Reproduce all of the material word for word.

PROVIDED RECORDS.
::::::

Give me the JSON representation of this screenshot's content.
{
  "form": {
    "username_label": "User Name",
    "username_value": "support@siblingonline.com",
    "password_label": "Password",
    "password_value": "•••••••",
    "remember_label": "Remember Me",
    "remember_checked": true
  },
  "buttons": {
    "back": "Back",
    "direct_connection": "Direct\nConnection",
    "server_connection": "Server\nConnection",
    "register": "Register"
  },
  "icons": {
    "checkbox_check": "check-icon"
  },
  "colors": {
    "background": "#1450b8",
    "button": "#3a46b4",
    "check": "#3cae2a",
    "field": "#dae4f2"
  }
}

::::::

EXERCISE SOLUTION.
Give me the JSON representation of this screenshot's content.
{
  "form": {
    "username_label": "User Name",
    "username_value": "support@siblingonline.com",
    "password_label": "Password",
    "password_value": "•••••••",
    "remember_label": "Remember Me",
    "remember_checked": true
  },
  "buttons": {
    "back": "Back",
    "direct_connection": "Direct\nConnection",
    "server_connection": "Server\nConnection",
    "register": "Register"
  },
  "icons": {
    "checkbox_check": "check-icon"
  },
  "colors": {
    "background": "#1450b8",
    "button": "#3a46b4",
    "check": "#3cae2a",
    "field": "#dae4f2"
  }
}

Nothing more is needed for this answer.